[Dataset entries]

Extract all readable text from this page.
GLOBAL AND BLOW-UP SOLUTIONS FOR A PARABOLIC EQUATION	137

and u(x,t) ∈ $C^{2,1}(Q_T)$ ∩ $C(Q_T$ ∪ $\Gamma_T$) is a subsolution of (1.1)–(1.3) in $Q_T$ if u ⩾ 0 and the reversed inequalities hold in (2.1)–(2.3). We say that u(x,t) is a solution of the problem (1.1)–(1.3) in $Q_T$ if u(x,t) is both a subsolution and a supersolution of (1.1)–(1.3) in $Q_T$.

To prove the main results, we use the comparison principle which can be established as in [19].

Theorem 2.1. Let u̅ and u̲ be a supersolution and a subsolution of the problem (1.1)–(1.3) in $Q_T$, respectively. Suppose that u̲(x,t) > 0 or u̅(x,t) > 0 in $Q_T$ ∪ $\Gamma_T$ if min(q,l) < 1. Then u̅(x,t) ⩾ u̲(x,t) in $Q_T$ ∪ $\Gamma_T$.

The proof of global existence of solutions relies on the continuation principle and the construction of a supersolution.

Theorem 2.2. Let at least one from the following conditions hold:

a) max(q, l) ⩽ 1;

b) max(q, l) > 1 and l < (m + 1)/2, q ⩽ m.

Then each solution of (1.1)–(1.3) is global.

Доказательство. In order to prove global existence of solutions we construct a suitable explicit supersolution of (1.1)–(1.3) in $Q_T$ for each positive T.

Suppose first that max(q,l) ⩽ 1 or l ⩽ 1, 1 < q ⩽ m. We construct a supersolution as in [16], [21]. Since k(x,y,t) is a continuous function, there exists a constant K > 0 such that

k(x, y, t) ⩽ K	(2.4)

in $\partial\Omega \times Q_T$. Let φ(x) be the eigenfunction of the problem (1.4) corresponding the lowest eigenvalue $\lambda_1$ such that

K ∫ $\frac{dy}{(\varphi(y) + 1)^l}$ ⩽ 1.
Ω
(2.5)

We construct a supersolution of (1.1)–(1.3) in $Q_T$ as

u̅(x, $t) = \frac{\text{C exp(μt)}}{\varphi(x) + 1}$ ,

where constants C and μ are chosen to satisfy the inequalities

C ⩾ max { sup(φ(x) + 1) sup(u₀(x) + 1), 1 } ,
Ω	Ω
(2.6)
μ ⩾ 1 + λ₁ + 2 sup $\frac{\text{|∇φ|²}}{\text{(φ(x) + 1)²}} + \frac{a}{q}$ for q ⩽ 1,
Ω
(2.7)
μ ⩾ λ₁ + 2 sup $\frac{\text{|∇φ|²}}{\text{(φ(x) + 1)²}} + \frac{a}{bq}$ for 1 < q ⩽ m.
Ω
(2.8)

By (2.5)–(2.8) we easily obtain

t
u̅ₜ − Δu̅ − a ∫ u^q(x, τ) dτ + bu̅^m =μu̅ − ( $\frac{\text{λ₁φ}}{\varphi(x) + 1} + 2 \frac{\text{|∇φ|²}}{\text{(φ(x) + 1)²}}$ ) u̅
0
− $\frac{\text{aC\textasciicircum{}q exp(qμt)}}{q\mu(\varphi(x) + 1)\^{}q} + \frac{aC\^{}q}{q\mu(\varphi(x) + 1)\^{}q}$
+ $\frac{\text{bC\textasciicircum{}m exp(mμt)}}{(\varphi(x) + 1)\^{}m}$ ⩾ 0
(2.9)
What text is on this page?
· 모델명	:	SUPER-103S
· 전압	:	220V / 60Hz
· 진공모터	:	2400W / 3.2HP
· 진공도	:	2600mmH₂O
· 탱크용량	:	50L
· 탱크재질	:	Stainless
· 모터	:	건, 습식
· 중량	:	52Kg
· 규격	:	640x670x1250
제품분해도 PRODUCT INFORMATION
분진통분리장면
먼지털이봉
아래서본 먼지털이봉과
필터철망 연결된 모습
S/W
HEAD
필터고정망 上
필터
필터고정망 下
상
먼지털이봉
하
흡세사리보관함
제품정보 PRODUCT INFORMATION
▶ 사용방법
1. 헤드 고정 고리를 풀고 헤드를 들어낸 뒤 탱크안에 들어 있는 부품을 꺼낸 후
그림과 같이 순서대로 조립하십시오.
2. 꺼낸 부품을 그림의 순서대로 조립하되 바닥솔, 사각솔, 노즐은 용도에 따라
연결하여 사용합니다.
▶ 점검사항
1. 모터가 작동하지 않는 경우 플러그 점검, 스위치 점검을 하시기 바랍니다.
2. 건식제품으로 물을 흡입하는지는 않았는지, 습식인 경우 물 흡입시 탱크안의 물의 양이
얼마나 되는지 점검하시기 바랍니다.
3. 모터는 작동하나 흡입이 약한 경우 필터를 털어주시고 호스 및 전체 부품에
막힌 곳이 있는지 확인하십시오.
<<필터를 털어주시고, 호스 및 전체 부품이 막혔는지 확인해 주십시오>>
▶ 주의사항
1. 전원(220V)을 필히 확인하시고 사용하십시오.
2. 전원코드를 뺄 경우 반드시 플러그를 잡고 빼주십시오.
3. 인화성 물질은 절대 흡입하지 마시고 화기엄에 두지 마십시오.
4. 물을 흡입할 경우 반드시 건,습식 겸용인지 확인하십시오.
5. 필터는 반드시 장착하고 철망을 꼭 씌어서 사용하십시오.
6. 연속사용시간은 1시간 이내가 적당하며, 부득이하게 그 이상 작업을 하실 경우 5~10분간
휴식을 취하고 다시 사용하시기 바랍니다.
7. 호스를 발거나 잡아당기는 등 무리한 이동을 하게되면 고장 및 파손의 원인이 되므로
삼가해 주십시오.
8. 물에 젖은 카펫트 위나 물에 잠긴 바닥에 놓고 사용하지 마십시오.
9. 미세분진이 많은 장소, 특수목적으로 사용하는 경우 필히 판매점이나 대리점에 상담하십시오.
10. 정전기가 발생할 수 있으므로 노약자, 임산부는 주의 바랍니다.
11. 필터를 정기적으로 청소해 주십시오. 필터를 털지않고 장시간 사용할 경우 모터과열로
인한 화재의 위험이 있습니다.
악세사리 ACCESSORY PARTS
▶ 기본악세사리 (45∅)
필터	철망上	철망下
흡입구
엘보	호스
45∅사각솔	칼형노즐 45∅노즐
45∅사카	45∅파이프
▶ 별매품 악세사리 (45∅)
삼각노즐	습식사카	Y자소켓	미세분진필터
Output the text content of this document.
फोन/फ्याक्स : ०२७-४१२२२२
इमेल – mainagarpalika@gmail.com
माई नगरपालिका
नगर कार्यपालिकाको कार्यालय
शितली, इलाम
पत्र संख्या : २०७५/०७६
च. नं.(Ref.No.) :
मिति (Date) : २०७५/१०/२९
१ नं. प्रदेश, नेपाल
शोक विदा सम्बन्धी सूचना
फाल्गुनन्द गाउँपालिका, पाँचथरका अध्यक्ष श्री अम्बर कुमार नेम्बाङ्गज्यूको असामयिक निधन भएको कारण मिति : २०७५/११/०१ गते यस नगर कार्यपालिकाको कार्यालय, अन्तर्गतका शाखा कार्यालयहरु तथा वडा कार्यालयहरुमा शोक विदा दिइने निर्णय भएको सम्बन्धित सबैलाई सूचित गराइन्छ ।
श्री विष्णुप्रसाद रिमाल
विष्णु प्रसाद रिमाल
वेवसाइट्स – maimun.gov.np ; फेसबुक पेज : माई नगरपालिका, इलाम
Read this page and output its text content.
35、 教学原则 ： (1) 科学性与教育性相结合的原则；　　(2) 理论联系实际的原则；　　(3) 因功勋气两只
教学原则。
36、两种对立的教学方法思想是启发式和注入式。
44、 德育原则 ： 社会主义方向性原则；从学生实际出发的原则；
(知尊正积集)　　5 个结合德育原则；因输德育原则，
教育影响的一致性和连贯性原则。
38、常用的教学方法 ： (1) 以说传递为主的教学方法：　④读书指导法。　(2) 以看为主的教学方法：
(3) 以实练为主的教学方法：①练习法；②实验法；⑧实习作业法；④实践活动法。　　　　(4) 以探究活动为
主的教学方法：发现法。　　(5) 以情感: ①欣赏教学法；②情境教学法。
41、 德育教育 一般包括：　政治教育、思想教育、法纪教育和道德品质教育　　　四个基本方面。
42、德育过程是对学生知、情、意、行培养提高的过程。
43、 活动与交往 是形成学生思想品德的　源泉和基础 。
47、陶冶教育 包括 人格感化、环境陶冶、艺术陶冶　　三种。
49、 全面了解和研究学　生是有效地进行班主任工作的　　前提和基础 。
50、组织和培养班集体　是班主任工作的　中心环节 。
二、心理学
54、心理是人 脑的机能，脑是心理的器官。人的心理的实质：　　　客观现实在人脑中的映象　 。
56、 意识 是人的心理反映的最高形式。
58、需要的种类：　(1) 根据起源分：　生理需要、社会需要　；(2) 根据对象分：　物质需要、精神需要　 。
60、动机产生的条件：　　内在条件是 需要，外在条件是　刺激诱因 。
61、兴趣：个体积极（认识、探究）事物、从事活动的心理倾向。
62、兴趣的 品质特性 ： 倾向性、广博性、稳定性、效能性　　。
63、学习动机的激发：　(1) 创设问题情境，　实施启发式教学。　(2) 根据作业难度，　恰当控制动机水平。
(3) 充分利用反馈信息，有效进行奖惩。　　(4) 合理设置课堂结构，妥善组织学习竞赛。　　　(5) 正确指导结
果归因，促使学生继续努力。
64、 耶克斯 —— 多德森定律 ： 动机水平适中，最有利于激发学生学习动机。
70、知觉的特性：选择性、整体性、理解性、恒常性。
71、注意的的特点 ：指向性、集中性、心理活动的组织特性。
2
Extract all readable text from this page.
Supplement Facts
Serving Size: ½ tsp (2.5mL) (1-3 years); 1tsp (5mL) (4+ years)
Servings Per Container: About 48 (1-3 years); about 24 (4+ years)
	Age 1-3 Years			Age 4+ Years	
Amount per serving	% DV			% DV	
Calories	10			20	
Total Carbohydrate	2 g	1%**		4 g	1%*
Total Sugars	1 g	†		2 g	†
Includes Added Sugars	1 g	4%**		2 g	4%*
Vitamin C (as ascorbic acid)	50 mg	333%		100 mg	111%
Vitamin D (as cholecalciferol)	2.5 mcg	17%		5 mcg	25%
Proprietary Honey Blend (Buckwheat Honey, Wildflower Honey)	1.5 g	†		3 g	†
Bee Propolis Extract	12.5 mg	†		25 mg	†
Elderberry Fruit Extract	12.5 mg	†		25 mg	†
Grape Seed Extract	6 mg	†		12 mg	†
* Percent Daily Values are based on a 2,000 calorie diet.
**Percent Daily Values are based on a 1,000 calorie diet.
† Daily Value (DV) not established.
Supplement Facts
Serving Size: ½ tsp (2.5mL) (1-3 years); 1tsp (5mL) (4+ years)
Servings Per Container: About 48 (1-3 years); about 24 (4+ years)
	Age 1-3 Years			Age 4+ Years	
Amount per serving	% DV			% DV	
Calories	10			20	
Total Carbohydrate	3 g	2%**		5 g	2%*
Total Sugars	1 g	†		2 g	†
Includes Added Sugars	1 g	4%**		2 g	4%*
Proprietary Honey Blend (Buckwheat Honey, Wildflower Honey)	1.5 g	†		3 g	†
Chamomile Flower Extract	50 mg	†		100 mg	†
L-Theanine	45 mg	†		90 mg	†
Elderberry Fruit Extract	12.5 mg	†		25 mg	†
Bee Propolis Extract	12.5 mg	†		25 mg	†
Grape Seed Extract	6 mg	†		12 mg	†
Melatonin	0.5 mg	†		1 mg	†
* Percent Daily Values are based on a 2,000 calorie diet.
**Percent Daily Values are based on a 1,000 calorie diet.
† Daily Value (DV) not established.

* _Your objective_
In the entries above, find every line holding the word "principle" and copy it out.

* _Task response_
To prove the main results, we use the comparison principle which can be established as in [19].
The proof of global existence of solutions relies on the continuation principle and the construction of a supersolution.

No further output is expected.